◆ **SHORT TASK**
Return all lines where the word "panel" can be found.

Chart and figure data
════════════════
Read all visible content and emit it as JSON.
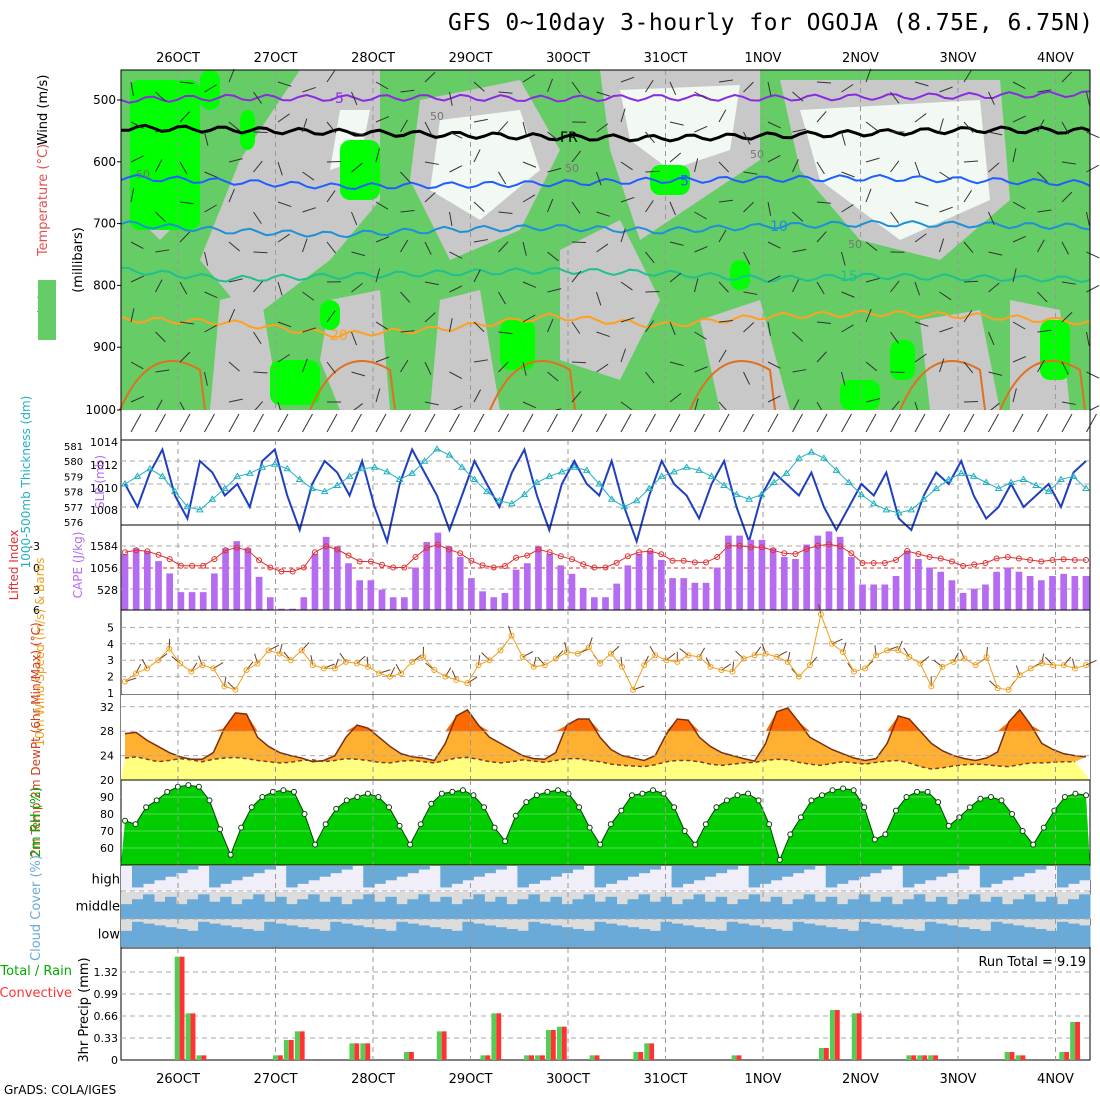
{
  "title": "GFS 0~10day 3-hourly for OGOJA (8.75E, 6.75N)",
  "credit": "GrADS: COLA/IGES",
  "dates": [
    "26OCT",
    "27OCT",
    "28OCT",
    "29OCT",
    "30OCT",
    "31OCT",
    "1NOV",
    "2NOV",
    "3NOV",
    "4NOV"
  ],
  "colors": {
    "rh_light": "#cfe8cf",
    "rh_mid": "#66cc66",
    "rh_bright": "#00ff00",
    "grey": "#c8c8c8",
    "lifted": "#e03030",
    "cape": "#b56cf0",
    "slp": "#1f3fbf",
    "thick": "#22b0c0",
    "wind10": "#f0a020",
    "temp_dark": "#ff6a00",
    "temp_mid": "#ffb030",
    "dew_fill": "#ffff80",
    "rh2m": "#00aa00",
    "cloud": "#6aaad8",
    "cloud_grey": "#dcdcdc",
    "precip_total": "#55cc55",
    "precip_conv": "#ff3333"
  },
  "chart_data": [
    {
      "type": "contour",
      "panel": "upper-air",
      "ylabel": "(millibars)",
      "legend": [
        "RH (%)",
        "Temperature (°C)",
        "Wind (m/s)"
      ],
      "y_ticks": [
        500,
        600,
        700,
        800,
        900,
        1000
      ],
      "temperature_labels": [
        "-5",
        "FR",
        "5",
        "10",
        "15",
        "20"
      ],
      "rh_labels": [
        "50"
      ],
      "isotherms": [
        {
          "label": "-5",
          "color": "#8a2be2",
          "levels": [
            500,
            496,
            497,
            496,
            498,
            496,
            497,
            495,
            493,
            490
          ]
        },
        {
          "label": "FR",
          "color": "#000000",
          "levels": [
            545,
            548,
            552,
            556,
            560,
            562,
            558,
            553,
            548,
            550
          ]
        },
        {
          "label": "5",
          "color": "#1f5fff",
          "levels": [
            625,
            632,
            640,
            638,
            635,
            630,
            628,
            626,
            630,
            635
          ]
        },
        {
          "label": "10",
          "color": "#1e90d8",
          "levels": [
            700,
            712,
            718,
            710,
            706,
            712,
            704,
            700,
            702,
            705
          ]
        },
        {
          "label": "15",
          "color": "#20c090",
          "levels": [
            775,
            790,
            785,
            780,
            776,
            780,
            790,
            785,
            788,
            790
          ]
        },
        {
          "label": "20",
          "color": "#ffa020",
          "levels": [
            855,
            860,
            880,
            870,
            850,
            865,
            850,
            845,
            850,
            860
          ]
        }
      ]
    },
    {
      "type": "line",
      "panel": "slp-thickness",
      "y_left_label": "1000-500mb Thickness (dm)",
      "y_right_label": "SLP (mb)",
      "thickness_ticks": [
        "581",
        "580",
        "579",
        "578",
        "577",
        "576"
      ],
      "slp_ticks": [
        "1014",
        "1012",
        "1010",
        "1008"
      ],
      "slp": [
        1010,
        1008,
        1011,
        1013,
        1009,
        1007,
        1012,
        1011,
        1009,
        1010,
        1008,
        1012,
        1013,
        1009,
        1006,
        1010,
        1012,
        1011,
        1009,
        1012,
        1008,
        1005,
        1010,
        1013,
        1011,
        1009,
        1006,
        1009,
        1012,
        1010,
        1008,
        1011,
        1013,
        1009,
        1006,
        1010,
        1012,
        1010,
        1009,
        1012,
        1008,
        1005,
        1009,
        1012,
        1010,
        1009,
        1007,
        1010,
        1012,
        1008,
        1005,
        1009,
        1011,
        1010,
        1009,
        1011,
        1008,
        1006,
        1008,
        1010,
        1009,
        1011,
        1007,
        1006,
        1009,
        1011,
        1010,
        1012,
        1009,
        1007,
        1008,
        1010,
        1008,
        1009,
        1010,
        1008,
        1011,
        1012
      ],
      "thickness": [
        578.5,
        579,
        579.5,
        579,
        578,
        577,
        576.8,
        577.5,
        578.2,
        579,
        579.2,
        579.6,
        579.8,
        579.5,
        578.8,
        578.2,
        578.0,
        578.4,
        579.0,
        579.5,
        579.6,
        579.3,
        578.8,
        579.2,
        580.0,
        580.8,
        580.4,
        579.6,
        578.8,
        578.0,
        577.4,
        577.2,
        577.8,
        578.6,
        579.0,
        579.3,
        579.6,
        579.4,
        578.5,
        577.5,
        577.0,
        577.4,
        578.2,
        579.0,
        579.3,
        579.6,
        579.4,
        579.0,
        578.4,
        577.8,
        577.5,
        577.8,
        578.6,
        579.2,
        580.2,
        580.6,
        580.2,
        579.4,
        578.6,
        577.8,
        577.2,
        576.8,
        576.6,
        576.8,
        577.5,
        578.2,
        578.8,
        579.2,
        579.0,
        578.6,
        578.2,
        578.6,
        578.8,
        578.4,
        578.0,
        578.8,
        579.0,
        578.2
      ]
    },
    {
      "type": "bar",
      "panel": "cape-lifted",
      "y_left_label": "Lifted Index",
      "y_right_label": "CAPE (J/kg)",
      "lifted_ticks": [
        "-3",
        "0",
        "3",
        "6"
      ],
      "cape_ticks": [
        "1584",
        "1056",
        "528"
      ],
      "cape": [
        1320,
        1450,
        1380,
        1150,
        860,
        420,
        420,
        420,
        860,
        1450,
        1620,
        1450,
        780,
        300,
        30,
        30,
        300,
        1320,
        1720,
        1500,
        1100,
        700,
        700,
        480,
        300,
        300,
        1000,
        1600,
        1820,
        1500,
        1250,
        750,
        440,
        300,
        400,
        950,
        1100,
        1500,
        1320,
        1050,
        850,
        520,
        300,
        300,
        620,
        1050,
        1320,
        1400,
        1180,
        750,
        750,
        640,
        640,
        1000,
        1750,
        1750,
        1650,
        1650,
        1450,
        1250,
        1200,
        1540,
        1750,
        1850,
        1720,
        1250,
        600,
        600,
        600,
        800,
        1400,
        1200,
        1000,
        900,
        700,
        400,
        500,
        600,
        900,
        1000,
        900,
        800,
        700,
        800,
        850,
        800,
        800
      ]
    },
    {
      "type": "line",
      "panel": "wind10m",
      "ylabel": "10m Wind Speed (m/s) & Barbs",
      "y_ticks": [
        "5",
        "4",
        "3",
        "2",
        "1"
      ],
      "speed": [
        1.7,
        2.2,
        2.5,
        3.0,
        3.7,
        2.8,
        2.3,
        2.7,
        2.5,
        1.4,
        1.2,
        2.4,
        2.8,
        3.6,
        3.4,
        3.0,
        3.6,
        2.7,
        2.5,
        2.5,
        2.9,
        2.8,
        2.6,
        2.2,
        2.0,
        2.2,
        2.9,
        3.2,
        2.4,
        2.0,
        1.8,
        1.6,
        2.7,
        3.0,
        3.6,
        4.5,
        3.2,
        2.6,
        2.7,
        3.1,
        3.5,
        3.4,
        3.8,
        2.8,
        3.4,
        2.6,
        1.2,
        2.7,
        3.3,
        3.0,
        2.9,
        3.3,
        3.2,
        2.6,
        2.4,
        2.3,
        3.1,
        3.3,
        3.4,
        3.2,
        2.9,
        2.0,
        2.7,
        5.8,
        4.0,
        3.5,
        2.3,
        2.5,
        3.3,
        3.6,
        3.6,
        3.2,
        2.8,
        1.4,
        2.6,
        2.9,
        3.1,
        2.7,
        3.2,
        1.3,
        1.2,
        2.1,
        2.5,
        2.8,
        2.7,
        2.7,
        2.5,
        2.7
      ]
    },
    {
      "type": "area",
      "panel": "temperature",
      "ylabel": "2m Temp 2m DewPt (6hr Min/Max) (°C)",
      "y_ticks": [
        "32",
        "28",
        "24",
        "20"
      ],
      "temp": [
        27.6,
        27.8,
        26.5,
        25.5,
        24.5,
        23.8,
        23.4,
        23.4,
        24.5,
        28.5,
        31.0,
        30.8,
        27.0,
        25.5,
        24.5,
        24.0,
        23.6,
        23.0,
        23.2,
        24.0,
        27.0,
        29.0,
        28.5,
        27.0,
        25.5,
        24.3,
        23.8,
        23.6,
        23.2,
        26.0,
        30.5,
        31.5,
        29.0,
        27.0,
        26.0,
        25.0,
        24.0,
        23.5,
        23.4,
        24.5,
        29.0,
        30.0,
        30.0,
        27.0,
        25.0,
        24.0,
        23.6,
        23.2,
        24.0,
        27.5,
        30.0,
        29.8,
        27.0,
        25.5,
        24.5,
        24.0,
        23.5,
        23.1,
        26.0,
        31.2,
        31.8,
        29.5,
        27.0,
        26.0,
        25.0,
        24.3,
        23.6,
        23.2,
        23.5,
        26.0,
        30.5,
        30.0,
        28.0,
        26.0,
        24.8,
        24.0,
        23.5,
        23.2,
        23.6,
        24.6,
        29.5,
        31.5,
        29.0,
        26.0,
        25.0,
        24.3,
        24.0,
        23.8
      ],
      "dewpt": [
        23.6,
        23.8,
        23.4,
        23.0,
        23.2,
        23.5,
        23.3,
        23.0,
        23.4,
        23.6,
        23.7,
        23.5,
        23.2,
        23.0,
        22.8,
        22.9,
        23.2,
        23.3,
        23.0,
        23.2,
        23.5,
        23.4,
        23.2,
        22.9,
        22.8,
        23.1,
        23.2,
        23.0,
        22.8,
        23.2,
        23.6,
        23.7,
        23.4,
        23.0,
        22.8,
        23.0,
        23.3,
        23.1,
        22.9,
        23.2,
        23.5,
        23.5,
        23.2,
        23.0,
        22.6,
        22.4,
        22.3,
        22.2,
        22.5,
        23.0,
        23.2,
        23.2,
        23.0,
        22.6,
        22.4,
        22.6,
        22.8,
        22.9,
        23.2,
        23.4,
        23.3,
        22.9,
        22.6,
        22.4,
        22.7,
        23.0,
        22.8,
        22.6,
        22.9,
        23.1,
        23.2,
        22.8,
        22.2,
        21.8,
        22.0,
        22.3,
        22.5,
        22.6,
        22.5,
        22.3,
        22.2,
        22.5,
        22.8,
        22.8,
        22.9,
        23.0,
        23.0
      ]
    },
    {
      "type": "area",
      "panel": "rh2m",
      "ylabel": "2m RH (%)",
      "y_ticks": [
        "90",
        "80",
        "70",
        "60"
      ],
      "rh": [
        76,
        74,
        84,
        88,
        93,
        96,
        97,
        96,
        88,
        71,
        56,
        72,
        84,
        90,
        93,
        94,
        93,
        80,
        62,
        74,
        83,
        88,
        90,
        92,
        90,
        84,
        73,
        62,
        74,
        86,
        92,
        93,
        94,
        91,
        84,
        72,
        64,
        79,
        87,
        91,
        93,
        94,
        92,
        84,
        72,
        62,
        74,
        82,
        91,
        92,
        94,
        92,
        84,
        70,
        62,
        74,
        84,
        88,
        91,
        92,
        88,
        74,
        53,
        68,
        78,
        88,
        91,
        94,
        95,
        94,
        84,
        65,
        68,
        82,
        90,
        93,
        93,
        87,
        73,
        78,
        84,
        89,
        90,
        88,
        80,
        70,
        62,
        72,
        82,
        90,
        92,
        91
      ]
    },
    {
      "type": "heatmap",
      "panel": "cloud-cover",
      "ylabel": "Cloud Cover (%)",
      "rows": [
        "high",
        "middle",
        "low"
      ]
    },
    {
      "type": "bar",
      "panel": "precip",
      "ylabel": "3hr Precip (mm)",
      "legend": [
        "Total / Rain",
        "Convective"
      ],
      "y_ticks": [
        "1.32",
        "0.99",
        "0.66",
        "0.33",
        "0"
      ],
      "run_total_label": "Run Total = 9.19",
      "precip": [
        0,
        0,
        0,
        0,
        0,
        1.55,
        0.7,
        0.07,
        0,
        0,
        0,
        0,
        0,
        0,
        0.07,
        0.3,
        0.43,
        0,
        0,
        0,
        0,
        0.25,
        0.25,
        0,
        0,
        0,
        0.12,
        0,
        0,
        0.43,
        0,
        0,
        0,
        0.07,
        0.7,
        0,
        0,
        0.07,
        0.07,
        0.45,
        0.5,
        0,
        0,
        0.07,
        0,
        0,
        0,
        0.12,
        0.25,
        0,
        0,
        0,
        0,
        0,
        0,
        0,
        0.07,
        0,
        0,
        0,
        0,
        0,
        0,
        0,
        0.18,
        0.75,
        0,
        0.7,
        0,
        0,
        0,
        0,
        0.07,
        0.07,
        0.07,
        0,
        0,
        0,
        0,
        0,
        0,
        0.12,
        0.07,
        0,
        0,
        0,
        0.12,
        0.57,
        0
      ]
    }
  ]
}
════════════════
◆ **WORKED ANSWER**
      "panel": "upper-air",
      "panel": "slp-thickness",
      "panel": "cape-lifted",
      "panel": "wind10m",
      "panel": "temperature",
      "panel": "rh2m",
      "panel": "cloud-cover",
      "panel": "precip",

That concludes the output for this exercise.